- Task directions -
From the line containing "Read out every word on this page." down to the last line of the records below, copy every line exactly. Leave out everything before it.

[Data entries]
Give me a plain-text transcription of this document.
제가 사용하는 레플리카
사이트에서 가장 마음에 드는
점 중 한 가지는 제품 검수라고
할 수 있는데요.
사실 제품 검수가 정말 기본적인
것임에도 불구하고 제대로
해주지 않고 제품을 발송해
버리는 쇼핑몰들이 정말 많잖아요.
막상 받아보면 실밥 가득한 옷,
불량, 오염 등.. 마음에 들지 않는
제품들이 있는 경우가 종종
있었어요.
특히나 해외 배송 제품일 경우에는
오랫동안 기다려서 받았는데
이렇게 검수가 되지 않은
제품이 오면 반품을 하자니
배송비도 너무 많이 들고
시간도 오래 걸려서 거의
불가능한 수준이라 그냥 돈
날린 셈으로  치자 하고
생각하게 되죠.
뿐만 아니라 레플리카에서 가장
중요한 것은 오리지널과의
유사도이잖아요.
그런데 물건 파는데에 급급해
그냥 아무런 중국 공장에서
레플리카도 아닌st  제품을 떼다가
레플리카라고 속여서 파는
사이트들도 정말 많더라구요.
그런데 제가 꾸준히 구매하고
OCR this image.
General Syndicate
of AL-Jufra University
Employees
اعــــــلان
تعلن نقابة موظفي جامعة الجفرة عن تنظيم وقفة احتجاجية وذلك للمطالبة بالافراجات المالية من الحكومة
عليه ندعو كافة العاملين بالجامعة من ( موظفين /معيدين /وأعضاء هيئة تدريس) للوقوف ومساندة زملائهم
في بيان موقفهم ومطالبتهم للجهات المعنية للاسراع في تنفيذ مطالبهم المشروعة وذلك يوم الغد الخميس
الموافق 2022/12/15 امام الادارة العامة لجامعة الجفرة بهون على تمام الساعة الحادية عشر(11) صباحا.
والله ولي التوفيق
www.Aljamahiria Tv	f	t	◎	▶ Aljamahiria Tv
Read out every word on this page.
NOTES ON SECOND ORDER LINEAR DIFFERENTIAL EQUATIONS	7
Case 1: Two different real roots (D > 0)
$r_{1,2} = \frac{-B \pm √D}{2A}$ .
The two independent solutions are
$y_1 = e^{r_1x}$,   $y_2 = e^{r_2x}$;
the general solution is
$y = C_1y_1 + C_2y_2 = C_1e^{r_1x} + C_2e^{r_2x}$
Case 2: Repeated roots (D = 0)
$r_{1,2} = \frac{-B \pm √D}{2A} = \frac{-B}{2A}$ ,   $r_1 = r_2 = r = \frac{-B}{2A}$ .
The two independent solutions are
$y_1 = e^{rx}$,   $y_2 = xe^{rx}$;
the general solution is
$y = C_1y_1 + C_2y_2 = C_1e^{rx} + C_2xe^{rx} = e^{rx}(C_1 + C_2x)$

- Answer -
Read out every word on this page.
NOTES ON SECOND ORDER LINEAR DIFFERENTIAL EQUATIONS	7
Case 1: Two different real roots (D > 0)
$r_{1,2} = \frac{-B \pm √D}{2A}$ .
The two independent solutions are
$y_1 = e^{r_1x}$,   $y_2 = e^{r_2x}$;
the general solution is
$y = C_1y_1 + C_2y_2 = C_1e^{r_1x} + C_2e^{r_2x}$
Case 2: Repeated roots (D = 0)
$r_{1,2} = \frac{-B \pm √D}{2A} = \frac{-B}{2A}$ ,   $r_1 = r_2 = r = \frac{-B}{2A}$ .
The two independent solutions are
$y_1 = e^{rx}$,   $y_2 = xe^{rx}$;
the general solution is
$y = C_1y_1 + C_2y_2 = C_1e^{rx} + C_2xe^{rx} = e^{rx}(C_1 + C_2x)$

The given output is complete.